»»
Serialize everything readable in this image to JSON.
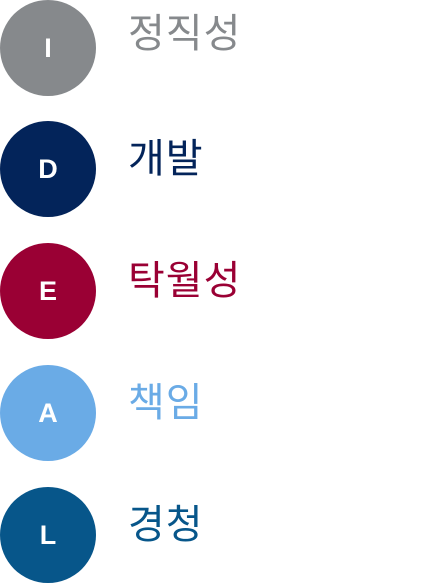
{
  "items": [
    {
      "letter": "I",
      "word": "정직성",
      "color": "#86898c"
    },
    {
      "letter": "D",
      "word": "개발",
      "color": "#03245a"
    },
    {
      "letter": "E",
      "word": "탁월성",
      "color": "#9a0034"
    },
    {
      "letter": "A",
      "word": "책임",
      "color": "#6aabe6"
    },
    {
      "letter": "L",
      "word": "경청",
      "color": "#07568a"
    }
  ]
}
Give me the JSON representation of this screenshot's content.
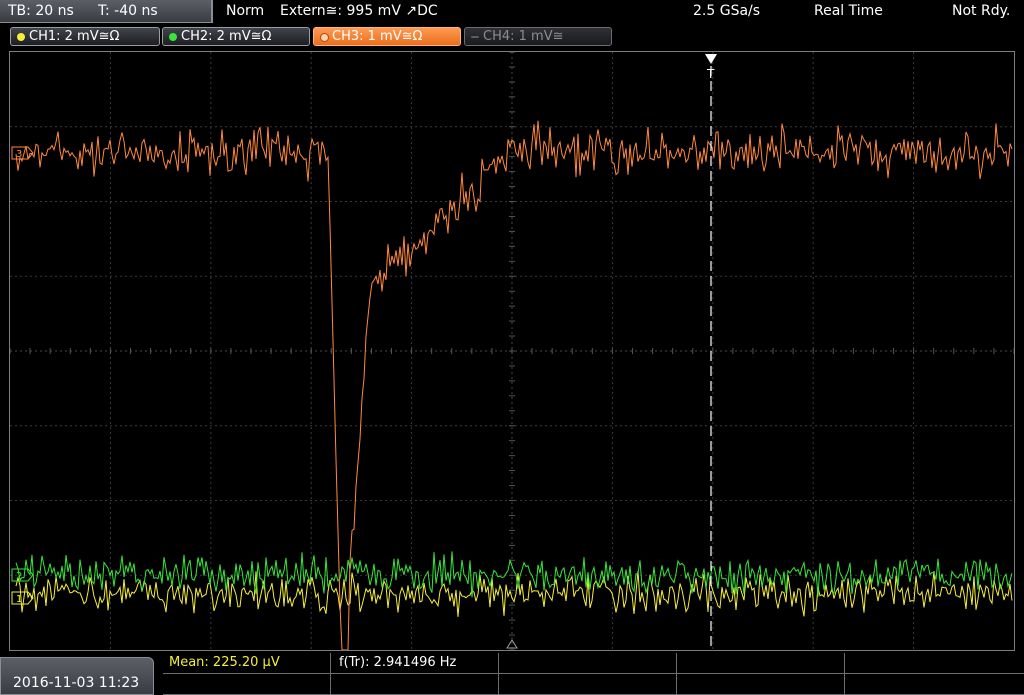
{
  "header": {
    "timebase": "TB: 20 ns",
    "trigger_time": "T: -40 ns",
    "mode": "Norm",
    "trigger": "Extern≅: 995 mV ↗DC",
    "sample_rate": "2.5 GSa/s",
    "acq_mode": "Real Time",
    "status": "Not Rdy."
  },
  "channels": [
    {
      "label": "CH1: 2 mV≅Ω",
      "color": "#f5ef3a",
      "state": "on"
    },
    {
      "label": "CH2: 2 mV≅Ω",
      "color": "#37e63a",
      "state": "on"
    },
    {
      "label": "CH3: 1 mV≅Ω",
      "color": "#ff8a3d",
      "state": "selected"
    },
    {
      "label": "CH4: 1 mV≅",
      "color": "#8a8c92",
      "state": "off"
    }
  ],
  "markers": {
    "ch1": "1",
    "ch2": "2",
    "ch3": "3",
    "trigger_pos": "T"
  },
  "footer": {
    "datetime": "2016-11-03 11:23",
    "measurement_1": "Mean: 225.20 µV",
    "measurement_2": "f(Tr): 2.941496 Hz"
  },
  "colors": {
    "ch1": "#f5ef3a",
    "ch2": "#37e63a",
    "ch3": "#ff8a3d",
    "grid": "#3b3b3b"
  }
}
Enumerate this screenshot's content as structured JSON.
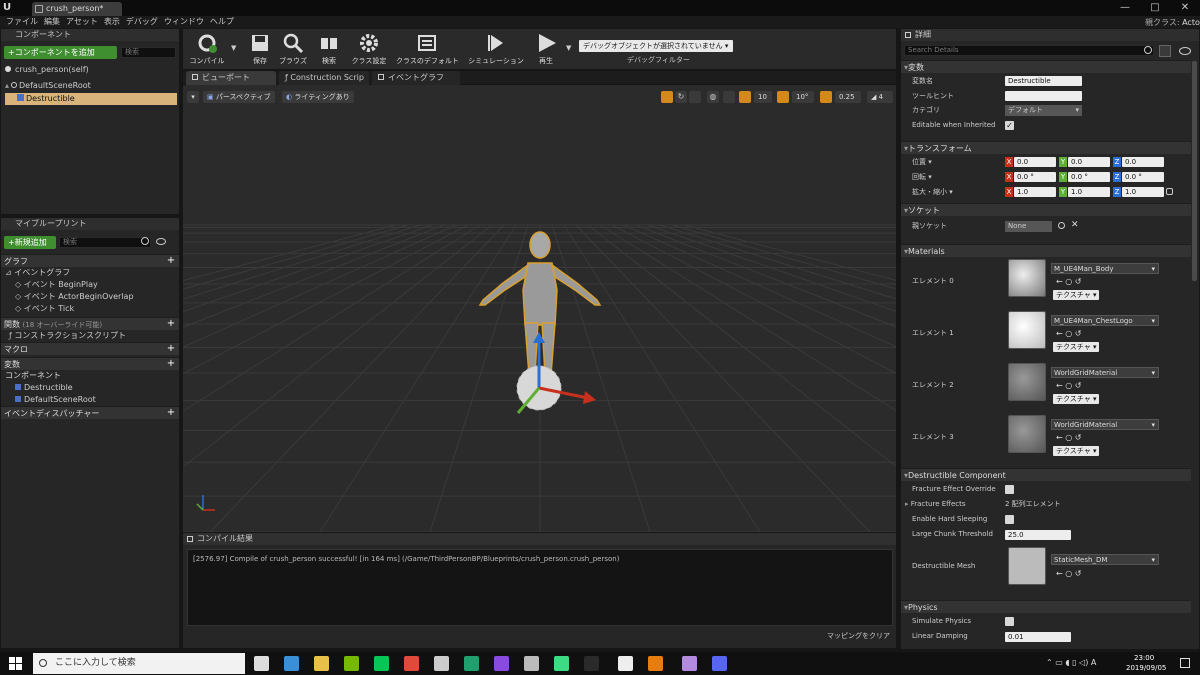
{
  "window": {
    "tab_title": "crush_person*",
    "parent_class_label": "親クラス:",
    "parent_class_value": "Actor",
    "min": "—",
    "max": "□",
    "close": "✕"
  },
  "menu": [
    "ファイル",
    "編集",
    "アセット",
    "表示",
    "デバッグ",
    "ウィンドウ",
    "ヘルプ"
  ],
  "components": {
    "header": "コンポーネント",
    "add_button": "+コンポーネントを追加",
    "search_placeholder": "検索",
    "self_label": "crush_person(self)",
    "tree": [
      "DefaultSceneRoot",
      "Destructible"
    ]
  },
  "myblueprint": {
    "header": "マイブループリント",
    "new_button": "+新規追加",
    "search_placeholder": "検索",
    "graph_header": "グラフ",
    "event_graph": "イベントグラフ",
    "events": [
      "イベント BeginPlay",
      "イベント ActorBeginOverlap",
      "イベント Tick"
    ],
    "functions_header": "関数",
    "functions_note": "(18 オーバーライド可能)",
    "construction_script": "コンストラクションスクリプト",
    "macros_header": "マクロ",
    "variables_header": "変数",
    "components_header": "コンポーネント",
    "component_vars": [
      "Destructible",
      "DefaultSceneRoot"
    ],
    "dispatchers_header": "イベントディスパッチャー"
  },
  "toolbar": {
    "buttons": [
      "コンパイル",
      "保存",
      "ブラウズ",
      "検索",
      "クラス設定",
      "クラスのデフォルト",
      "シミュレーション",
      "再生"
    ],
    "debug_dropdown": "デバッグオブジェクトが選択されていません",
    "debug_filter": "デバッグフィルター"
  },
  "editor_tabs": [
    "ビューポート",
    "Construction Scrip",
    "イベントグラフ"
  ],
  "viewport": {
    "perspective": "パースペクティブ",
    "lighting": "ライティングあり",
    "grid_snap": "10",
    "rot_snap": "10°",
    "scale_snap": "0.25",
    "cam_speed": "4"
  },
  "compile": {
    "header": "コンパイル結果",
    "message": "[2576.97] Compile of crush_person successful! [in 164 ms] (/Game/ThirdPersonBP/Blueprints/crush_person.crush_person)",
    "clear_button": "マッピングをクリア"
  },
  "details": {
    "header": "詳細",
    "search_placeholder": "Search Details",
    "sections": {
      "variables": "変数",
      "transform": "トランスフォーム",
      "socket": "ソケット",
      "materials": "Materials",
      "destructible": "Destructible Component",
      "physics": "Physics"
    },
    "var_name_label": "変数名",
    "var_name_value": "Destructible",
    "tooltip_label": "ツールヒント",
    "category_label": "カテゴリ",
    "category_value": "デフォルト",
    "editable_label": "Editable when Inherited",
    "location_label": "位置",
    "rotation_label": "回転",
    "scale_label": "拡大・縮小",
    "location": [
      "0.0",
      "0.0",
      "0.0"
    ],
    "rotation": [
      "0.0 °",
      "0.0 °",
      "0.0 °"
    ],
    "scale": [
      "1.0",
      "1.0",
      "1.0"
    ],
    "parent_socket_label": "親ソケット",
    "parent_socket_value": "None",
    "elements": [
      {
        "label": "エレメント 0",
        "material": "M_UE4Man_Body"
      },
      {
        "label": "エレメント 1",
        "material": "M_UE4Man_ChestLogo"
      },
      {
        "label": "エレメント 2",
        "material": "WorldGridMaterial"
      },
      {
        "label": "エレメント 3",
        "material": "WorldGridMaterial"
      }
    ],
    "texture_btn": "テクスチャ",
    "fracture_override": "Fracture Effect Override",
    "fracture_effects": "Fracture Effects",
    "fracture_effects_value": "2 配列エレメント",
    "hard_sleeping": "Enable Hard Sleeping",
    "chunk_threshold": "Large Chunk Threshold",
    "chunk_threshold_value": "25.0",
    "dest_mesh_label": "Destructible Mesh",
    "dest_mesh_value": "StaticMesh_DM",
    "simulate_physics": "Simulate Physics",
    "linear_damping": "Linear Damping",
    "linear_damping_value": "0.01"
  },
  "taskbar": {
    "search_placeholder": "ここに入力して検索",
    "time": "23:00",
    "date": "2019/09/05"
  }
}
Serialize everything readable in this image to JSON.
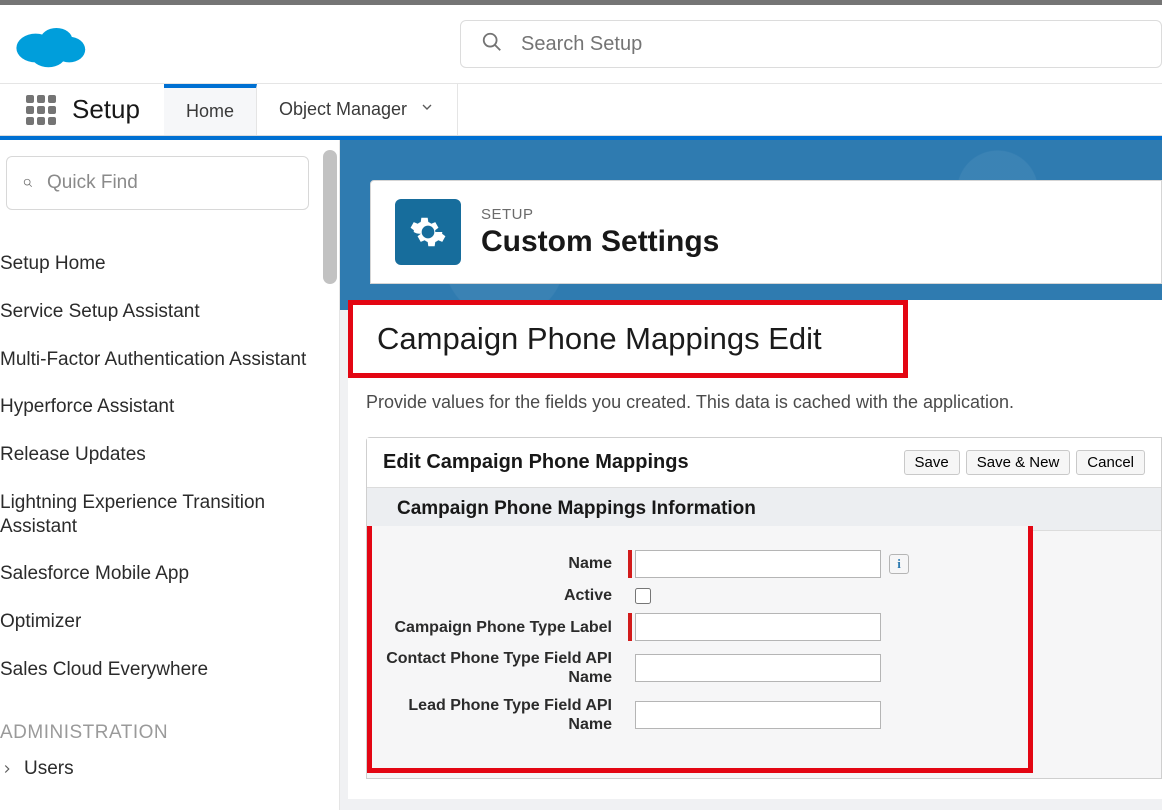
{
  "topbar": {
    "search_placeholder": "Search Setup"
  },
  "appnav": {
    "title": "Setup",
    "tab_home": "Home",
    "tab_objmgr": "Object Manager"
  },
  "sidebar": {
    "quickfind_placeholder": "Quick Find",
    "items": [
      "Setup Home",
      "Service Setup Assistant",
      "Multi-Factor Authentication Assistant",
      "Hyperforce Assistant",
      "Release Updates",
      "Lightning Experience Transition Assistant",
      "Salesforce Mobile App",
      "Optimizer",
      "Sales Cloud Everywhere"
    ],
    "section_admin": "ADMINISTRATION",
    "users": "Users"
  },
  "header": {
    "eyebrow": "SETUP",
    "title": "Custom Settings"
  },
  "page": {
    "title": "Campaign Phone Mappings Edit",
    "subtitle": "Provide values for the fields you created. This data is cached with the application."
  },
  "form": {
    "card_title": "Edit Campaign Phone Mappings",
    "btn_save": "Save",
    "btn_save_new": "Save & New",
    "btn_cancel": "Cancel",
    "section_title": "Campaign Phone Mappings Information",
    "fields": {
      "name": "Name",
      "active": "Active",
      "cp_type_label": "Campaign Phone Type Label",
      "contact_api": "Contact Phone Type Field API Name",
      "lead_api": "Lead Phone Type Field API Name"
    },
    "info_icon": "i",
    "values": {
      "name": "",
      "active": false,
      "cp_type_label": "",
      "contact_api": "",
      "lead_api": ""
    }
  }
}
««
> What you will do:
All the records need to be repeated exactly, with the images dropped.

> Answer to the problem:
Serialize everything readable in this image to JSON.
{
  "items": [
    {
      "letter": "I",
      "word": "정직성",
      "color": "#86898c"
    },
    {
      "letter": "D",
      "word": "개발",
      "color": "#03245a"
    },
    {
      "letter": "E",
      "word": "탁월성",
      "color": "#9a0034"
    },
    {
      "letter": "A",
      "word": "책임",
      "color": "#6aabe6"
    },
    {
      "letter": "L",
      "word": "경청",
      "color": "#07568a"
    }
  ]
}
Give me the JSON representation of this screenshot's content.
{
  "header": {
    "timebase": "TB: 20 ns",
    "trigger_time": "T: -40 ns",
    "mode": "Norm",
    "trigger": "Extern≅: 995 mV ↗DC",
    "sample_rate": "2.5 GSa/s",
    "acq_mode": "Real Time",
    "status": "Not Rdy."
  },
  "channels": [
    {
      "label": "CH1: 2 mV≅Ω",
      "color": "#f5ef3a",
      "state": "on"
    },
    {
      "label": "CH2: 2 mV≅Ω",
      "color": "#37e63a",
      "state": "on"
    },
    {
      "label": "CH3: 1 mV≅Ω",
      "color": "#ff8a3d",
      "state": "selected"
    },
    {
      "label": "CH4: 1 mV≅",
      "color": "#8a8c92",
      "state": "off"
    }
  ],
  "markers": {
    "ch1": "1",
    "ch2": "2",
    "ch3": "3",
    "trigger_pos": "T"
  },
  "footer": {
    "datetime": "2016-11-03 11:23",
    "measurement_1": "Mean: 225.20 µV",
    "measurement_2": "f(Tr): 2.941496 Hz"
  },
  "colors": {
    "ch1": "#f5ef3a",
    "ch2": "#37e63a",
    "ch3": "#ff8a3d",
    "grid": "#3b3b3b"
  }
}
Enumerate this screenshot's content as structured JSON.
{
  "window": {
    "tab_title": "crush_person*",
    "parent_class_label": "親クラス:",
    "parent_class_value": "Actor",
    "min": "—",
    "max": "□",
    "close": "✕"
  },
  "menu": [
    "ファイル",
    "編集",
    "アセット",
    "表示",
    "デバッグ",
    "ウィンドウ",
    "ヘルプ"
  ],
  "components": {
    "header": "コンポーネント",
    "add_button": "+コンポーネントを追加",
    "search_placeholder": "検索",
    "self_label": "crush_person(self)",
    "tree": [
      "DefaultSceneRoot",
      "Destructible"
    ]
  },
  "myblueprint": {
    "header": "マイブループリント",
    "new_button": "+新規追加",
    "search_placeholder": "検索",
    "graph_header": "グラフ",
    "event_graph": "イベントグラフ",
    "events": [
      "イベント BeginPlay",
      "イベント ActorBeginOverlap",
      "イベント Tick"
    ],
    "functions_header": "関数",
    "functions_note": "(18 オーバーライド可能)",
    "construction_script": "コンストラクションスクリプト",
    "macros_header": "マクロ",
    "variables_header": "変数",
    "components_header": "コンポーネント",
    "component_vars": [
      "Destructible",
      "DefaultSceneRoot"
    ],
    "dispatchers_header": "イベントディスパッチャー"
  },
  "toolbar": {
    "buttons": [
      "コンパイル",
      "保存",
      "ブラウズ",
      "検索",
      "クラス設定",
      "クラスのデフォルト",
      "シミュレーション",
      "再生"
    ],
    "debug_dropdown": "デバッグオブジェクトが選択されていません",
    "debug_filter": "デバッグフィルター"
  },
  "editor_tabs": [
    "ビューポート",
    "Construction Scrip",
    "イベントグラフ"
  ],
  "viewport": {
    "perspective": "パースペクティブ",
    "lighting": "ライティングあり",
    "grid_snap": "10",
    "rot_snap": "10°",
    "scale_snap": "0.25",
    "cam_speed": "4"
  },
  "compile": {
    "header": "コンパイル結果",
    "message": "[2576.97] Compile of crush_person successful! [in 164 ms] (/Game/ThirdPersonBP/Blueprints/crush_person.crush_person)",
    "clear_button": "マッピングをクリア"
  },
  "details": {
    "header": "詳細",
    "search_placeholder": "Search Details",
    "sections": {
      "variables": "変数",
      "transform": "トランスフォーム",
      "socket": "ソケット",
      "materials": "Materials",
      "destructible": "Destructible Component",
      "physics": "Physics"
    },
    "var_name_label": "変数名",
    "var_name_value": "Destructible",
    "tooltip_label": "ツールヒント",
    "category_label": "カテゴリ",
    "category_value": "デフォルト",
    "editable_label": "Editable when Inherited",
    "location_label": "位置",
    "rotation_label": "回転",
    "scale_label": "拡大・縮小",
    "location": [
      "0.0",
      "0.0",
      "0.0"
    ],
    "rotation": [
      "0.0 °",
      "0.0 °",
      "0.0 °"
    ],
    "scale": [
      "1.0",
      "1.0",
      "1.0"
    ],
    "parent_socket_label": "親ソケット",
    "parent_socket_value": "None",
    "elements": [
      {
        "label": "エレメント 0",
        "material": "M_UE4Man_Body"
      },
      {
        "label": "エレメント 1",
        "material": "M_UE4Man_ChestLogo"
      },
      {
        "label": "エレメント 2",
        "material": "WorldGridMaterial"
      },
      {
        "label": "エレメント 3",
        "material": "WorldGridMaterial"
      }
    ],
    "texture_btn": "テクスチャ",
    "fracture_override": "Fracture Effect Override",
    "fracture_effects": "Fracture Effects",
    "fracture_effects_value": "2 配列エレメント",
    "hard_sleeping": "Enable Hard Sleeping",
    "chunk_threshold": "Large Chunk Threshold",
    "chunk_threshold_value": "25.0",
    "dest_mesh_label": "Destructible Mesh",
    "dest_mesh_value": "StaticMesh_DM",
    "simulate_physics": "Simulate Physics",
    "linear_damping": "Linear Damping",
    "linear_damping_value": "0.01"
  },
  "taskbar": {
    "search_placeholder": "ここに入力して検索",
    "time": "23:00",
    "date": "2019/09/05"
  }
}
Serialize everything readable in this image to JSON.
{
  "topbar": {
    "search_placeholder": "Search Setup"
  },
  "appnav": {
    "title": "Setup",
    "tab_home": "Home",
    "tab_objmgr": "Object Manager"
  },
  "sidebar": {
    "quickfind_placeholder": "Quick Find",
    "items": [
      "Setup Home",
      "Service Setup Assistant",
      "Multi-Factor Authentication Assistant",
      "Hyperforce Assistant",
      "Release Updates",
      "Lightning Experience Transition Assistant",
      "Salesforce Mobile App",
      "Optimizer",
      "Sales Cloud Everywhere"
    ],
    "section_admin": "ADMINISTRATION",
    "users": "Users"
  },
  "header": {
    "eyebrow": "SETUP",
    "title": "Custom Settings"
  },
  "page": {
    "title": "Campaign Phone Mappings Edit",
    "subtitle": "Provide values for the fields you created. This data is cached with the application."
  },
  "form": {
    "card_title": "Edit Campaign Phone Mappings",
    "btn_save": "Save",
    "btn_save_new": "Save & New",
    "btn_cancel": "Cancel",
    "section_title": "Campaign Phone Mappings Information",
    "fields": {
      "name": "Name",
      "active": "Active",
      "cp_type_label": "Campaign Phone Type Label",
      "contact_api": "Contact Phone Type Field API Name",
      "lead_api": "Lead Phone Type Field API Name"
    },
    "info_icon": "i",
    "values": {
      "name": "",
      "active": false,
      "cp_type_label": "",
      "contact_api": "",
      "lead_api": ""
    }
  }
}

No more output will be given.